> **DATA PROVIDED**
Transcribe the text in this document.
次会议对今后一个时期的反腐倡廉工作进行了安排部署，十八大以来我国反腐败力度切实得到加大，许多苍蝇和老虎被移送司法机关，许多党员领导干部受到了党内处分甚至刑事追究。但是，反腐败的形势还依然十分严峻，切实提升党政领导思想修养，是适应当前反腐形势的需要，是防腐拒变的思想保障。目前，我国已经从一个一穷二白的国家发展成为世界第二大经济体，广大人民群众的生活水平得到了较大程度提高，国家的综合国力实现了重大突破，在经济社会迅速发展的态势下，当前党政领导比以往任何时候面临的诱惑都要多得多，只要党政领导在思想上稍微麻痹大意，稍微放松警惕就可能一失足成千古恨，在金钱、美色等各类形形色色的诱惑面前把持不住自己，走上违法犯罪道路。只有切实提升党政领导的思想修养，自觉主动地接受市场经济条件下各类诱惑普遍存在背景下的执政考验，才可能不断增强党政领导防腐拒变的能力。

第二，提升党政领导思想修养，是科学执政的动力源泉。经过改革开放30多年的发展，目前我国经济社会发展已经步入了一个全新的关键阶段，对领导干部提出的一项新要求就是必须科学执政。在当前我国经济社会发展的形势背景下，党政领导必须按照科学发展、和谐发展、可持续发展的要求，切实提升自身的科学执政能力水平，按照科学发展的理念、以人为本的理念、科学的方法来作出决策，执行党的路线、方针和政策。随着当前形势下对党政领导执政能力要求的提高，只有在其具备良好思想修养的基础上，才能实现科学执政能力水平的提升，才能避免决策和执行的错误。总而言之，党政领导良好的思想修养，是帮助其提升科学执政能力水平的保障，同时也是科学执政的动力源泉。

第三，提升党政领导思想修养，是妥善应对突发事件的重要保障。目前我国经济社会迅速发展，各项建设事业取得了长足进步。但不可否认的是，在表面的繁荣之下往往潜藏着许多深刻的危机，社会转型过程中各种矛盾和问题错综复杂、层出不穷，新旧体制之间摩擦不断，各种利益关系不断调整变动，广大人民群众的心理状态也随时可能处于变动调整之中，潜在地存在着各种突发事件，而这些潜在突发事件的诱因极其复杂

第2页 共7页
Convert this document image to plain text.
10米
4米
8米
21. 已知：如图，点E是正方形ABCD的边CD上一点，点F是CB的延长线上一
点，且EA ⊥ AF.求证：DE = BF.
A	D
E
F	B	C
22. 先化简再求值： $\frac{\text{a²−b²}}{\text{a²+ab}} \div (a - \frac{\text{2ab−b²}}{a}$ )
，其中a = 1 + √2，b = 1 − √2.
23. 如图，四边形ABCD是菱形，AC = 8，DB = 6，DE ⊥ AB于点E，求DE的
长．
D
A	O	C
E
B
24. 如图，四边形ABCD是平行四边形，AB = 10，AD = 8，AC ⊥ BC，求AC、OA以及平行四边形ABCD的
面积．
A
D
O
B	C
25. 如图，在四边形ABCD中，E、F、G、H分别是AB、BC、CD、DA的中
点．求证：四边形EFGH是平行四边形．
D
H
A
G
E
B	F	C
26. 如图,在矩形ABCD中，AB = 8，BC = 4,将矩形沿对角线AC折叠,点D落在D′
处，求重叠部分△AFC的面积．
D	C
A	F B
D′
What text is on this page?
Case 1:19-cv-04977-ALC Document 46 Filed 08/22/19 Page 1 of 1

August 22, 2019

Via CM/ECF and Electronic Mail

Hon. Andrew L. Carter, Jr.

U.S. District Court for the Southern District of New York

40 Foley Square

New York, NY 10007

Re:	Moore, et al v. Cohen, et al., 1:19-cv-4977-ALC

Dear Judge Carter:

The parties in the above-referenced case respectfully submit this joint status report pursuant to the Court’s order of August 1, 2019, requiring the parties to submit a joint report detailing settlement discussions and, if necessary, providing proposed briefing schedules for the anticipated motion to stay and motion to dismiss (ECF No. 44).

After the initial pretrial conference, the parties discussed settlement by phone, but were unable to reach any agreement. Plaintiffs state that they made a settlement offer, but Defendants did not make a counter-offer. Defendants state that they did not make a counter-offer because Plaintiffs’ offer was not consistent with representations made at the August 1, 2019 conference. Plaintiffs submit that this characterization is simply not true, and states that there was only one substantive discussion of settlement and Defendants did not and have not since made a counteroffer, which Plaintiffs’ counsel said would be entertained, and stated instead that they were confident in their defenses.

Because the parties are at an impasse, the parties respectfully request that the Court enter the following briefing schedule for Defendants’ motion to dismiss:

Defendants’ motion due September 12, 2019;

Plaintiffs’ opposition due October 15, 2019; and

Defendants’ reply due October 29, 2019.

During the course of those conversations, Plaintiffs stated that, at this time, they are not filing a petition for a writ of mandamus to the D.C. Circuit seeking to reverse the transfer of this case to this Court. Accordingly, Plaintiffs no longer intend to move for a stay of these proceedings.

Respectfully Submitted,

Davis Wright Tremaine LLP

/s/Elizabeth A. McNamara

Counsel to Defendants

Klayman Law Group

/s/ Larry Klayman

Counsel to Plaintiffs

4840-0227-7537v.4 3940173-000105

> **WRITTEN EXERCISE**
Using the data above, print every record exactly as shown.

> **OUTPUT FOR THIS TASK**
Transcribe the text in this document.
次会议对今后一个时期的反腐倡廉工作进行了安排部署，十八大以来我国反腐败力度切实得到加大，许多苍蝇和老虎被移送司法机关，许多党员领导干部受到了党内处分甚至刑事追究。但是，反腐败的形势还依然十分严峻，切实提升党政领导思想修养，是适应当前反腐形势的需要，是防腐拒变的思想保障。目前，我国已经从一个一穷二白的国家发展成为世界第二大经济体，广大人民群众的生活水平得到了较大程度提高，国家的综合国力实现了重大突破，在经济社会迅速发展的态势下，当前党政领导比以往任何时候面临的诱惑都要多得多，只要党政领导在思想上稍微麻痹大意，稍微放松警惕就可能一失足成千古恨，在金钱、美色等各类形形色色的诱惑面前把持不住自己，走上违法犯罪道路。只有切实提升党政领导的思想修养，自觉主动地接受市场经济条件下各类诱惑普遍存在背景下的执政考验，才可能不断增强党政领导防腐拒变的能力。

第二，提升党政领导思想修养，是科学执政的动力源泉。经过改革开放30多年的发展，目前我国经济社会发展已经步入了一个全新的关键阶段，对领导干部提出的一项新要求就是必须科学执政。在当前我国经济社会发展的形势背景下，党政领导必须按照科学发展、和谐发展、可持续发展的要求，切实提升自身的科学执政能力水平，按照科学发展的理念、以人为本的理念、科学的方法来作出决策，执行党的路线、方针和政策。随着当前形势下对党政领导执政能力要求的提高，只有在其具备良好思想修养的基础上，才能实现科学执政能力水平的提升，才能避免决策和执行的错误。总而言之，党政领导良好的思想修养，是帮助其提升科学执政能力水平的保障，同时也是科学执政的动力源泉。

第三，提升党政领导思想修养，是妥善应对突发事件的重要保障。目前我国经济社会迅速发展，各项建设事业取得了长足进步。但不可否认的是，在表面的繁荣之下往往潜藏着许多深刻的危机，社会转型过程中各种矛盾和问题错综复杂、层出不穷，新旧体制之间摩擦不断，各种利益关系不断调整变动，广大人民群众的心理状态也随时可能处于变动调整之中，潜在地存在着各种突发事件，而这些潜在突发事件的诱因极其复杂

第2页 共7页
Convert this document image to plain text.
10米
4米
8米
21. 已知：如图，点E是正方形ABCD的边CD上一点，点F是CB的延长线上一
点，且EA ⊥ AF.求证：DE = BF.
A	D
E
F	B	C
22. 先化简再求值： $\frac{\text{a²−b²}}{\text{a²+ab}} \div (a - \frac{\text{2ab−b²}}{a}$ )
，其中a = 1 + √2，b = 1 − √2.
23. 如图，四边形ABCD是菱形，AC = 8，DB = 6，DE ⊥ AB于点E，求DE的
长．
D
A	O	C
E
B
24. 如图，四边形ABCD是平行四边形，AB = 10，AD = 8，AC ⊥ BC，求AC、OA以及平行四边形ABCD的
面积．
A
D
O
B	C
25. 如图，在四边形ABCD中，E、F、G、H分别是AB、BC、CD、DA的中
点．求证：四边形EFGH是平行四边形．
D
H
A
G
E
B	F	C
26. 如图,在矩形ABCD中，AB = 8，BC = 4,将矩形沿对角线AC折叠,点D落在D′
处，求重叠部分△AFC的面积．
D	C
A	F B
D′
What text is on this page?
Case 1:19-cv-04977-ALC Document 46 Filed 08/22/19 Page 1 of 1

August 22, 2019

Via CM/ECF and Electronic Mail

Hon. Andrew L. Carter, Jr.

U.S. District Court for the Southern District of New York

40 Foley Square

New York, NY 10007

Re:	Moore, et al v. Cohen, et al., 1:19-cv-4977-ALC

Dear Judge Carter:

The parties in the above-referenced case respectfully submit this joint status report pursuant to the Court’s order of August 1, 2019, requiring the parties to submit a joint report detailing settlement discussions and, if necessary, providing proposed briefing schedules for the anticipated motion to stay and motion to dismiss (ECF No. 44).

After the initial pretrial conference, the parties discussed settlement by phone, but were unable to reach any agreement. Plaintiffs state that they made a settlement offer, but Defendants did not make a counter-offer. Defendants state that they did not make a counter-offer because Plaintiffs’ offer was not consistent with representations made at the August 1, 2019 conference. Plaintiffs submit that this characterization is simply not true, and states that there was only one substantive discussion of settlement and Defendants did not and have not since made a counteroffer, which Plaintiffs’ counsel said would be entertained, and stated instead that they were confident in their defenses.

Because the parties are at an impasse, the parties respectfully request that the Court enter the following briefing schedule for Defendants’ motion to dismiss:

Defendants’ motion due September 12, 2019;

Plaintiffs’ opposition due October 15, 2019; and

Defendants’ reply due October 29, 2019.

During the course of those conversations, Plaintiffs stated that, at this time, they are not filing a petition for a writ of mandamus to the D.C. Circuit seeking to reverse the transfer of this case to this Court. Accordingly, Plaintiffs no longer intend to move for a stay of these proceedings.

Respectfully Submitted,

Davis Wright Tremaine LLP

/s/Elizabeth A. McNamara

Counsel to Defendants

Klayman Law Group

/s/ Larry Klayman

Counsel to Plaintiffs

4840-0227-7537v.4 3940173-000105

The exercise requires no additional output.